### 動手試試
請根據下方的摘要回答以下問題：
(a) USP7能將什麼從類泛素2上移除？
(b) 類泛素2中有幾個賴胺酸基因位點分別以TAG基因密碼突變？
(c) 在超折疊綠螢光蛋白中，哪兩個位置被取代為雜環胺基酸？

***** 閱讀短文 *****

利用擴充基因密碼方法合成泛素-SUMO2異元二聚體與其功能分析之研究

Abstract

泛素化和類泛素化為細胞內重要之蛋白質轉譯後修飾作用，廣泛參與並影響生物體作用。USP7近期發現亦為泛素-類泛素降解酶，能將鍵結在類泛素2上的泛素移除，暗示泛素-類泛素的動態鍵結之間有著調控受質蛋白功能的生物機制。然而，調控類泛素-泛素異元聚合物轉譯後修飾的其餘調控因子，尚未進一步發現及探討。本研究利用化學生物學方法及非典型胺基酸體內嵌入的技術，合成特定鍵結的泛素-類泛素異元二聚體，做為深入探討相關蛋白間作用的基體。本研究中，類泛素2中的八個賴胺酸基因位點，分別以TAG基因密碼突變並以生物正交配對PylRS•tRNA_CUA^Pyl體內嵌入非典型胺基酸SeCbzK；類泛素2進一步經過硒亞碸脫去反應轉換成類泛素2-Dha，進而衍生化的泛素-ethylthio進行硫醇麥可加成反應，得到泛素-類泛素2異元二聚體產物。 此論文研究亦針對以雜環類非典型胺基酸中對環境敏感而有螢光強弱變化的特性，發展辨認特定鍵結泛素二聚體的分子探針。利用演化後的PylRS•tRNA_CUA^Pyl正交配對，在超折疊綠螢光蛋白的發色團中酪胺酸66及苯丙胺酸27分別取代為7種不同雜環胺基酸。在螢光光譜的測定實驗中，顯示放射光譜和控制組實驗相比，有著顯著發射光譜位移、斯托克斯位移、分子內多重FRET光學現象、增加螢光發光團，相關結果可做為非典型胺基酸分子探針分辨特定泛素二聚體的工具。

Protein Ubiquitination and SUMOylation are unique protein post-translational modifications involved in a myriad biological processes. The discovery of USP7 as exclusive SUMO deubiquitinase has manifested the cross-talk between Ubiquitin (Ub) and SUMO. However, the corresponding effectors and biological language of such hetero-linkage are still indecipherable. Here, we report an unbiased novel chemical method in synthesizing Ub-SUMO2 dimers. Se-alkylselenocysteine was incorporated into SUMO2 protein at eight different lysine positions individually and further converted to SUMO2-dehydroalanine (Dha) through selenoxide-elimination chemistry. Subsequently, SUMO2-Dha was covalently tethered with Ub-ethylthio by thiol-Michael addition yielding Ub-SUMO2 heterodimer. This study also centers on the development of sensitive heterocyclic fluorescent probe which can sense Di-Ub or Ub-SUMO linkage in response to environmental changes. With the evolved pyrrolysyl-tRNA synthetase • pyrrolysyl-tRNA (PylRS•tRNA_CUA^Pyl) pairs, the tyrosine 66 and phenylalanine 27 positions of superfolder green fluorescent protein were efficiently substituted with seven heterocyclic noncanonical amino acids. The photophysical characterization of these proteins have unraveled the significant differences at the emission wavelengths, stoke shift, intramolecular FRET, and additional chromophore. These findings have demonstrated that ncAA-based tool was employed to establish molecular probe which can specifically recognize Ubiquitin dimers.

***** 提供資料 *****

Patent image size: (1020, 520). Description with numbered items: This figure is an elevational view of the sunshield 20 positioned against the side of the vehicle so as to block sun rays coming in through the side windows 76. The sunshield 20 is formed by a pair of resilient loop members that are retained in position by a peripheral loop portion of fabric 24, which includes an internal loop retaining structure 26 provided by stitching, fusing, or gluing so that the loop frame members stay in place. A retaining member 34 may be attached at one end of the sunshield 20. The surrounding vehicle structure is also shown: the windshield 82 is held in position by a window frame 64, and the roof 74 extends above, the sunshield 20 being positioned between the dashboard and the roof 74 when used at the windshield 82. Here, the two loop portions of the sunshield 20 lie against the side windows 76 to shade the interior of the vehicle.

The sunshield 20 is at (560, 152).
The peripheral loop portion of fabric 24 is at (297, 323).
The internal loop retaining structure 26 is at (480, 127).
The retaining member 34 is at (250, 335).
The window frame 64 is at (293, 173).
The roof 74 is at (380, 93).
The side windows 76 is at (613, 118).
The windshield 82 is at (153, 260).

*****

### 本題解答
(a) 鍵結在類泛素2上的泛素。
(b) 八個。
(c) 酪胺酸66及苯丙胺酸27。